Description of the task:
For every entry below, retype it exactly as it reads.

Records for the exercise:
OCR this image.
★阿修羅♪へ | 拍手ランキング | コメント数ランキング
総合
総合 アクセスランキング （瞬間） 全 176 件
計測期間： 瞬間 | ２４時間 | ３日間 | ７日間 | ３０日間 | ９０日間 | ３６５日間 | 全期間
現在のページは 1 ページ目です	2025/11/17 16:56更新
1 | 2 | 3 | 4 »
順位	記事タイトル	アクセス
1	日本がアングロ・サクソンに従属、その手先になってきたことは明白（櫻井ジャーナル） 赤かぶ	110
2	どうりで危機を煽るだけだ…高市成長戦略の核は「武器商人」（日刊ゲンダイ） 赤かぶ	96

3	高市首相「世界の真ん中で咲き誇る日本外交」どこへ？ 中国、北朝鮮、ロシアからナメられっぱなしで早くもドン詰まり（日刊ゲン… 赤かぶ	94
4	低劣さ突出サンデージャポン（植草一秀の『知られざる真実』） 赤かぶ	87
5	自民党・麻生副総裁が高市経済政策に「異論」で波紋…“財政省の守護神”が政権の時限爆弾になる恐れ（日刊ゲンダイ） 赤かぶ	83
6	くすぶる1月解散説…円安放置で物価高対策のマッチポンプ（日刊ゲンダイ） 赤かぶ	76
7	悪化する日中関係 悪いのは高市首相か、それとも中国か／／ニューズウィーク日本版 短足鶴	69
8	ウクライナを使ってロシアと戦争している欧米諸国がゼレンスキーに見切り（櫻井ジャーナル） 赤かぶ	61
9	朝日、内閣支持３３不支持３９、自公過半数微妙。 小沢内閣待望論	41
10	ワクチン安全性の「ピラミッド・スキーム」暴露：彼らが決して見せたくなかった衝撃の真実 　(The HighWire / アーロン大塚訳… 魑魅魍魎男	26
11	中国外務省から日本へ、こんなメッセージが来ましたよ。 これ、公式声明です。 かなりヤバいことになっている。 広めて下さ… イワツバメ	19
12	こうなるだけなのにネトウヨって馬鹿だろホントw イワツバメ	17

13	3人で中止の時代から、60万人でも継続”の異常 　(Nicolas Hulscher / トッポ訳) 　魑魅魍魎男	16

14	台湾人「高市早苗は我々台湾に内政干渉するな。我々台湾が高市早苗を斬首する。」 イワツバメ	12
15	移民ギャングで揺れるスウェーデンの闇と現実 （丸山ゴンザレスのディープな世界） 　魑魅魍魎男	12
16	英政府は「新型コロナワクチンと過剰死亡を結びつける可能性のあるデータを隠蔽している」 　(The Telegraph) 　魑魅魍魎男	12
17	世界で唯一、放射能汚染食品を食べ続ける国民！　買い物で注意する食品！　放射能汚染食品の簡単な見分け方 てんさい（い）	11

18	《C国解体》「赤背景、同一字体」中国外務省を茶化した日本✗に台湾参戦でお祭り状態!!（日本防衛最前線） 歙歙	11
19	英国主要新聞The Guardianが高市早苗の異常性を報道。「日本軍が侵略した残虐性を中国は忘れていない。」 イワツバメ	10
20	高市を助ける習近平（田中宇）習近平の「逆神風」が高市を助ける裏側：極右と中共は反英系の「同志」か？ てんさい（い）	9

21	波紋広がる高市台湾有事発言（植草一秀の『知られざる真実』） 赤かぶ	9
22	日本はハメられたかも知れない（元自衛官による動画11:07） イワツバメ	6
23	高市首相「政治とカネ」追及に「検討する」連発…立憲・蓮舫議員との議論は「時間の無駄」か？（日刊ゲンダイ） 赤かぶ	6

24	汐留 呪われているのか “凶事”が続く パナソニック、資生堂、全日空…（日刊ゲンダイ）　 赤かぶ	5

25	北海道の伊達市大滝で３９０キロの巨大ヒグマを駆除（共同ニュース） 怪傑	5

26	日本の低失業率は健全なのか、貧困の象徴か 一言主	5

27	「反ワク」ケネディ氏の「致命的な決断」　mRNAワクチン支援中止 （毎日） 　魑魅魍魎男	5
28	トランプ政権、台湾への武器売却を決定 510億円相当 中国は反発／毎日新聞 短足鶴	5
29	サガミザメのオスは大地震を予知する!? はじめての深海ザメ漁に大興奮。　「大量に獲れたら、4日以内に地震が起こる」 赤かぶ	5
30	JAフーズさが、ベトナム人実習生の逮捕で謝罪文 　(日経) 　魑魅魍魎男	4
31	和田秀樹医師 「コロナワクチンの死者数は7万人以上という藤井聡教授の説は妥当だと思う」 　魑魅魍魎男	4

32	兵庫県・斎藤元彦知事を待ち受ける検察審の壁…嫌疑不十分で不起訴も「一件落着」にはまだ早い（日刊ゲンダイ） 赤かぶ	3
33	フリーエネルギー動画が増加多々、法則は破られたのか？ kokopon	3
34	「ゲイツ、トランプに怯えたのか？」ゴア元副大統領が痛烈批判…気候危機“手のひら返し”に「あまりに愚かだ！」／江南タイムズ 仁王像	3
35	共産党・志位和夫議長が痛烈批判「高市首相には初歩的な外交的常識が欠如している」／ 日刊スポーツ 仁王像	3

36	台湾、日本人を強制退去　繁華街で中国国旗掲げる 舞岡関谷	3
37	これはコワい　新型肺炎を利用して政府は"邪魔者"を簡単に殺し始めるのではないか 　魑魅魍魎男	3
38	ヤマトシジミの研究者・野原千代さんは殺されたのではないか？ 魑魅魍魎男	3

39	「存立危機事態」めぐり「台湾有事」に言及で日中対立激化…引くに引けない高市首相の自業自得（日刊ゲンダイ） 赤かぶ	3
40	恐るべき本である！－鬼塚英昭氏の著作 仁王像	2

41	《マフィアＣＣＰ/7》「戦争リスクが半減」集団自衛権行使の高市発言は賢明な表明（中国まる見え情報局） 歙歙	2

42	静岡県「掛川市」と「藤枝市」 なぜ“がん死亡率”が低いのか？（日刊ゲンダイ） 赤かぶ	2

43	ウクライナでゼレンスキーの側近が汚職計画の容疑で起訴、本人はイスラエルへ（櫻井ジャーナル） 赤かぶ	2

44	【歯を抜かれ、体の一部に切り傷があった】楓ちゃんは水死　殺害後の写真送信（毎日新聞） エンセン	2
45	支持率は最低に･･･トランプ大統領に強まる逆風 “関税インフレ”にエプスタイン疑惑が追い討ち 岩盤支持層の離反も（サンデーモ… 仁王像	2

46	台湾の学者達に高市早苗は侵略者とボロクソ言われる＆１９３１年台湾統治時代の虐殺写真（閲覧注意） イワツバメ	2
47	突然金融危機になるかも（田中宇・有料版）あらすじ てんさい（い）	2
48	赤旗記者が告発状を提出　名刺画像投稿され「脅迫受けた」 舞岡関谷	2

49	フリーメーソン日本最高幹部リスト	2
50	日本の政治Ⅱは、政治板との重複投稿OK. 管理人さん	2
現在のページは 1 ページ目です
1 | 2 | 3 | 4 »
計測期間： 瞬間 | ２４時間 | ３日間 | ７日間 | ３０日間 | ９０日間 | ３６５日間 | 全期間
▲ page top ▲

Solution to this problem:
OCR this image.
★阿修羅♪へ | 拍手ランキング | コメント数ランキング
総合
総合 アクセスランキング （瞬間） 全 176 件
計測期間： 瞬間 | ２４時間 | ３日間 | ７日間 | ３０日間 | ９０日間 | ３６５日間 | 全期間
現在のページは 1 ページ目です	2025/11/17 16:56更新
1 | 2 | 3 | 4 »
順位	記事タイトル	アクセス
1	日本がアングロ・サクソンに従属、その手先になってきたことは明白（櫻井ジャーナル） 赤かぶ	110
2	どうりで危機を煽るだけだ…高市成長戦略の核は「武器商人」（日刊ゲンダイ） 赤かぶ	96

3	高市首相「世界の真ん中で咲き誇る日本外交」どこへ？ 中国、北朝鮮、ロシアからナメられっぱなしで早くもドン詰まり（日刊ゲン… 赤かぶ	94
4	低劣さ突出サンデージャポン（植草一秀の『知られざる真実』） 赤かぶ	87
5	自民党・麻生副総裁が高市経済政策に「異論」で波紋…“財政省の守護神”が政権の時限爆弾になる恐れ（日刊ゲンダイ） 赤かぶ	83
6	くすぶる1月解散説…円安放置で物価高対策のマッチポンプ（日刊ゲンダイ） 赤かぶ	76
7	悪化する日中関係 悪いのは高市首相か、それとも中国か／／ニューズウィーク日本版 短足鶴	69
8	ウクライナを使ってロシアと戦争している欧米諸国がゼレンスキーに見切り（櫻井ジャーナル） 赤かぶ	61
9	朝日、内閣支持３３不支持３９、自公過半数微妙。 小沢内閣待望論	41
10	ワクチン安全性の「ピラミッド・スキーム」暴露：彼らが決して見せたくなかった衝撃の真実 　(The HighWire / アーロン大塚訳… 魑魅魍魎男	26
11	中国外務省から日本へ、こんなメッセージが来ましたよ。 これ、公式声明です。 かなりヤバいことになっている。 広めて下さ… イワツバメ	19
12	こうなるだけなのにネトウヨって馬鹿だろホントw イワツバメ	17

13	3人で中止の時代から、60万人でも継続”の異常 　(Nicolas Hulscher / トッポ訳) 　魑魅魍魎男	16

14	台湾人「高市早苗は我々台湾に内政干渉するな。我々台湾が高市早苗を斬首する。」 イワツバメ	12
15	移民ギャングで揺れるスウェーデンの闇と現実 （丸山ゴンザレスのディープな世界） 　魑魅魍魎男	12
16	英政府は「新型コロナワクチンと過剰死亡を結びつける可能性のあるデータを隠蔽している」 　(The Telegraph) 　魑魅魍魎男	12
17	世界で唯一、放射能汚染食品を食べ続ける国民！　買い物で注意する食品！　放射能汚染食品の簡単な見分け方 てんさい（い）	11

18	《C国解体》「赤背景、同一字体」中国外務省を茶化した日本✗に台湾参戦でお祭り状態!!（日本防衛最前線） 歙歙	11
19	英国主要新聞The Guardianが高市早苗の異常性を報道。「日本軍が侵略した残虐性を中国は忘れていない。」 イワツバメ	10
20	高市を助ける習近平（田中宇）習近平の「逆神風」が高市を助ける裏側：極右と中共は反英系の「同志」か？ てんさい（い）	9

21	波紋広がる高市台湾有事発言（植草一秀の『知られざる真実』） 赤かぶ	9
22	日本はハメられたかも知れない（元自衛官による動画11:07） イワツバメ	6
23	高市首相「政治とカネ」追及に「検討する」連発…立憲・蓮舫議員との議論は「時間の無駄」か？（日刊ゲンダイ） 赤かぶ	6

24	汐留 呪われているのか “凶事”が続く パナソニック、資生堂、全日空…（日刊ゲンダイ）　 赤かぶ	5

25	北海道の伊達市大滝で３９０キロの巨大ヒグマを駆除（共同ニュース） 怪傑	5

26	日本の低失業率は健全なのか、貧困の象徴か 一言主	5

27	「反ワク」ケネディ氏の「致命的な決断」　mRNAワクチン支援中止 （毎日） 　魑魅魍魎男	5
28	トランプ政権、台湾への武器売却を決定 510億円相当 中国は反発／毎日新聞 短足鶴	5
29	サガミザメのオスは大地震を予知する!? はじめての深海ザメ漁に大興奮。　「大量に獲れたら、4日以内に地震が起こる」 赤かぶ	5
30	JAフーズさが、ベトナム人実習生の逮捕で謝罪文 　(日経) 　魑魅魍魎男	4
31	和田秀樹医師 「コロナワクチンの死者数は7万人以上という藤井聡教授の説は妥当だと思う」 　魑魅魍魎男	4

32	兵庫県・斎藤元彦知事を待ち受ける検察審の壁…嫌疑不十分で不起訴も「一件落着」にはまだ早い（日刊ゲンダイ） 赤かぶ	3
33	フリーエネルギー動画が増加多々、法則は破られたのか？ kokopon	3
34	「ゲイツ、トランプに怯えたのか？」ゴア元副大統領が痛烈批判…気候危機“手のひら返し”に「あまりに愚かだ！」／江南タイムズ 仁王像	3
35	共産党・志位和夫議長が痛烈批判「高市首相には初歩的な外交的常識が欠如している」／ 日刊スポーツ 仁王像	3

36	台湾、日本人を強制退去　繁華街で中国国旗掲げる 舞岡関谷	3
37	これはコワい　新型肺炎を利用して政府は"邪魔者"を簡単に殺し始めるのではないか 　魑魅魍魎男	3
38	ヤマトシジミの研究者・野原千代さんは殺されたのではないか？ 魑魅魍魎男	3

39	「存立危機事態」めぐり「台湾有事」に言及で日中対立激化…引くに引けない高市首相の自業自得（日刊ゲンダイ） 赤かぶ	3
40	恐るべき本である！－鬼塚英昭氏の著作 仁王像	2

41	《マフィアＣＣＰ/7》「戦争リスクが半減」集団自衛権行使の高市発言は賢明な表明（中国まる見え情報局） 歙歙	2

42	静岡県「掛川市」と「藤枝市」 なぜ“がん死亡率”が低いのか？（日刊ゲンダイ） 赤かぶ	2

43	ウクライナでゼレンスキーの側近が汚職計画の容疑で起訴、本人はイスラエルへ（櫻井ジャーナル） 赤かぶ	2

44	【歯を抜かれ、体の一部に切り傷があった】楓ちゃんは水死　殺害後の写真送信（毎日新聞） エンセン	2
45	支持率は最低に･･･トランプ大統領に強まる逆風 “関税インフレ”にエプスタイン疑惑が追い討ち 岩盤支持層の離反も（サンデーモ… 仁王像	2

46	台湾の学者達に高市早苗は侵略者とボロクソ言われる＆１９３１年台湾統治時代の虐殺写真（閲覧注意） イワツバメ	2
47	突然金融危機になるかも（田中宇・有料版）あらすじ てんさい（い）	2
48	赤旗記者が告発状を提出　名刺画像投稿され「脅迫受けた」 舞岡関谷	2

49	フリーメーソン日本最高幹部リスト	2
50	日本の政治Ⅱは、政治板との重複投稿OK. 管理人さん	2
現在のページは 1 ページ目です
1 | 2 | 3 | 4 »
計測期間： 瞬間 | ２４時間 | ３日間 | ７日間 | ３０日間 | ９０日間 | ３６５日間 | 全期間
▲ page top ▲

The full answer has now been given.